## Lines of data
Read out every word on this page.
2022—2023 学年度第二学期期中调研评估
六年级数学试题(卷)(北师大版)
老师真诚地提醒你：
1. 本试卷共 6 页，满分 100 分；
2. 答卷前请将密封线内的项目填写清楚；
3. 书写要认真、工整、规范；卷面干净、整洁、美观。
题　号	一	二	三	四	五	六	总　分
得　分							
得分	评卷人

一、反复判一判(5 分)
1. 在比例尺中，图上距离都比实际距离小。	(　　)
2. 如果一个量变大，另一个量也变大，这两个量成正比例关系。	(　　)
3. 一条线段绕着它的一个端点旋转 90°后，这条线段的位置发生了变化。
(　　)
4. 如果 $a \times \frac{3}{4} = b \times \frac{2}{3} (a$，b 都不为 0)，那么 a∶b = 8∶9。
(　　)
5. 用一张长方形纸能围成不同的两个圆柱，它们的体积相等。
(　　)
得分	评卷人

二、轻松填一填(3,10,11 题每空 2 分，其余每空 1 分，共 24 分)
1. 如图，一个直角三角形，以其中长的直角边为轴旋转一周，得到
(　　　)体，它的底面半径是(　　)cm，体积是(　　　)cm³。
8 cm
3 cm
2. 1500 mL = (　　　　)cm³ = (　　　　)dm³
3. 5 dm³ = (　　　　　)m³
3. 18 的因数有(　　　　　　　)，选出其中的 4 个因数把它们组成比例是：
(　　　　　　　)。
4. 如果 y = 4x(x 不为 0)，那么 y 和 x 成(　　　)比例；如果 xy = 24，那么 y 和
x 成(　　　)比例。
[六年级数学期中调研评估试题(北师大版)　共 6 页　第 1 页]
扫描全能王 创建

## TASK
Each line of the listing should be echoed back exactly.

## RESULT OF THE EXERCISE
Read out every word on this page.
2022—2023 学年度第二学期期中调研评估
六年级数学试题(卷)(北师大版)
老师真诚地提醒你：
1. 本试卷共 6 页，满分 100 分；
2. 答卷前请将密封线内的项目填写清楚；
3. 书写要认真、工整、规范；卷面干净、整洁、美观。
题　号	一	二	三	四	五	六	总　分
得　分							
得分	评卷人

一、反复判一判(5 分)
1. 在比例尺中，图上距离都比实际距离小。	(　　)
2. 如果一个量变大，另一个量也变大，这两个量成正比例关系。	(　　)
3. 一条线段绕着它的一个端点旋转 90°后，这条线段的位置发生了变化。
(　　)
4. 如果 $a \times \frac{3}{4} = b \times \frac{2}{3} (a$，b 都不为 0)，那么 a∶b = 8∶9。
(　　)
5. 用一张长方形纸能围成不同的两个圆柱，它们的体积相等。
(　　)
得分	评卷人

二、轻松填一填(3,10,11 题每空 2 分，其余每空 1 分，共 24 分)
1. 如图，一个直角三角形，以其中长的直角边为轴旋转一周，得到
(　　　)体，它的底面半径是(　　)cm，体积是(　　　)cm³。
8 cm
3 cm
2. 1500 mL = (　　　　)cm³ = (　　　　)dm³
3. 5 dm³ = (　　　　　)m³
3. 18 的因数有(　　　　　　　)，选出其中的 4 个因数把它们组成比例是：
(　　　　　　　)。
4. 如果 y = 4x(x 不为 0)，那么 y 和 x 成(　　　)比例；如果 xy = 24，那么 y 和
x 成(　　　)比例。
[六年级数学期中调研评估试题(北师大版)　共 6 页　第 1 页]
扫描全能王 创建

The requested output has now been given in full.